**Exercise prompt**
Give back the whole listing exactly as shown.

**Provided records**
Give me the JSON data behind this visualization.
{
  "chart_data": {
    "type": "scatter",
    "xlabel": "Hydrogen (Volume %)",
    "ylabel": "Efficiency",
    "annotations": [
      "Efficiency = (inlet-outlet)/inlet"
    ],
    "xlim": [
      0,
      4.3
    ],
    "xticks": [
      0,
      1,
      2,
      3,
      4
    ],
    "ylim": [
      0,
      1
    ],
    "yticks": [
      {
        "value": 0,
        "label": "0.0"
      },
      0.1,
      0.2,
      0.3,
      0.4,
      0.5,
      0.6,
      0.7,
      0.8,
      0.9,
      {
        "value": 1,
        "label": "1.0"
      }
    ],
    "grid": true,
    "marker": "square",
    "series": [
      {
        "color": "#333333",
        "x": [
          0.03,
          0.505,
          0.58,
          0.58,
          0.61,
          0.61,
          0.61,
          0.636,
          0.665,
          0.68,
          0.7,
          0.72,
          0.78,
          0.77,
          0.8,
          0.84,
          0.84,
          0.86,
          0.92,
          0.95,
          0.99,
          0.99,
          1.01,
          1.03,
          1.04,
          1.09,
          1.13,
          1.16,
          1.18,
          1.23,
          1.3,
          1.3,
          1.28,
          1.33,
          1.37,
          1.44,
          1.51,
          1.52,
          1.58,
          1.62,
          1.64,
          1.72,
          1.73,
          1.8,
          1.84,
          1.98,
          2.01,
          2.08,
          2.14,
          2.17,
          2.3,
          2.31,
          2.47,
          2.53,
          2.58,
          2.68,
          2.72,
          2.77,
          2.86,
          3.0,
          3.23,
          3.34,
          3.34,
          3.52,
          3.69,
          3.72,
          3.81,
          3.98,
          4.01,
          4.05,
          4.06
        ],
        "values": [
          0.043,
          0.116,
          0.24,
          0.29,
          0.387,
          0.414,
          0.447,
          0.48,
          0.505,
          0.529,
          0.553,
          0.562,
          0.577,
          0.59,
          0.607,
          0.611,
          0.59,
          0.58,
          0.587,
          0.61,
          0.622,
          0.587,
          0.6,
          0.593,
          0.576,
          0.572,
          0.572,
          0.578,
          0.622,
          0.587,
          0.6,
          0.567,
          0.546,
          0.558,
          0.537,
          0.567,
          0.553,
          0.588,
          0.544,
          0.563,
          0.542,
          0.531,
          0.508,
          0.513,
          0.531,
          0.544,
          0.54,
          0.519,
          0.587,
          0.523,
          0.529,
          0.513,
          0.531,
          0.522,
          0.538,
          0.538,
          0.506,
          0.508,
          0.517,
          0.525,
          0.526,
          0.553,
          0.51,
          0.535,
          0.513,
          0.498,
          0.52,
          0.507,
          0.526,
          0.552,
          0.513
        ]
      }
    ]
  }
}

**Task answer**
Give me the JSON data behind this visualization.
{
  "chart_data": {
    "type": "scatter",
    "xlabel": "Hydrogen (Volume %)",
    "ylabel": "Efficiency",
    "annotations": [
      "Efficiency = (inlet-outlet)/inlet"
    ],
    "xlim": [
      0,
      4.3
    ],
    "xticks": [
      0,
      1,
      2,
      3,
      4
    ],
    "ylim": [
      0,
      1
    ],
    "yticks": [
      {
        "value": 0,
        "label": "0.0"
      },
      0.1,
      0.2,
      0.3,
      0.4,
      0.5,
      0.6,
      0.7,
      0.8,
      0.9,
      {
        "value": 1,
        "label": "1.0"
      }
    ],
    "grid": true,
    "marker": "square",
    "series": [
      {
        "color": "#333333",
        "x": [
          0.03,
          0.505,
          0.58,
          0.58,
          0.61,
          0.61,
          0.61,
          0.636,
          0.665,
          0.68,
          0.7,
          0.72,
          0.78,
          0.77,
          0.8,
          0.84,
          0.84,
          0.86,
          0.92,
          0.95,
          0.99,
          0.99,
          1.01,
          1.03,
          1.04,
          1.09,
          1.13,
          1.16,
          1.18,
          1.23,
          1.3,
          1.3,
          1.28,
          1.33,
          1.37,
          1.44,
          1.51,
          1.52,
          1.58,
          1.62,
          1.64,
          1.72,
          1.73,
          1.8,
          1.84,
          1.98,
          2.01,
          2.08,
          2.14,
          2.17,
          2.3,
          2.31,
          2.47,
          2.53,
          2.58,
          2.68,
          2.72,
          2.77,
          2.86,
          3.0,
          3.23,
          3.34,
          3.34,
          3.52,
          3.69,
          3.72,
          3.81,
          3.98,
          4.01,
          4.05,
          4.06
        ],
        "values": [
          0.043,
          0.116,
          0.24,
          0.29,
          0.387,
          0.414,
          0.447,
          0.48,
          0.505,
          0.529,
          0.553,
          0.562,
          0.577,
          0.59,
          0.607,
          0.611,
          0.59,
          0.58,
          0.587,
          0.61,
          0.622,
          0.587,
          0.6,
          0.593,
          0.576,
          0.572,
          0.572,
          0.578,
          0.622,
          0.587,
          0.6,
          0.567,
          0.546,
          0.558,
          0.537,
          0.567,
          0.553,
          0.588,
          0.544,
          0.563,
          0.542,
          0.531,
          0.508,
          0.513,
          0.531,
          0.544,
          0.54,
          0.519,
          0.587,
          0.523,
          0.529,
          0.513,
          0.531,
          0.522,
          0.538,
          0.538,
          0.506,
          0.508,
          0.517,
          0.525,
          0.526,
          0.553,
          0.51,
          0.535,
          0.513,
          0.498,
          0.52,
          0.507,
          0.526,
          0.552,
          0.513
        ]
      }
    ]
  }
}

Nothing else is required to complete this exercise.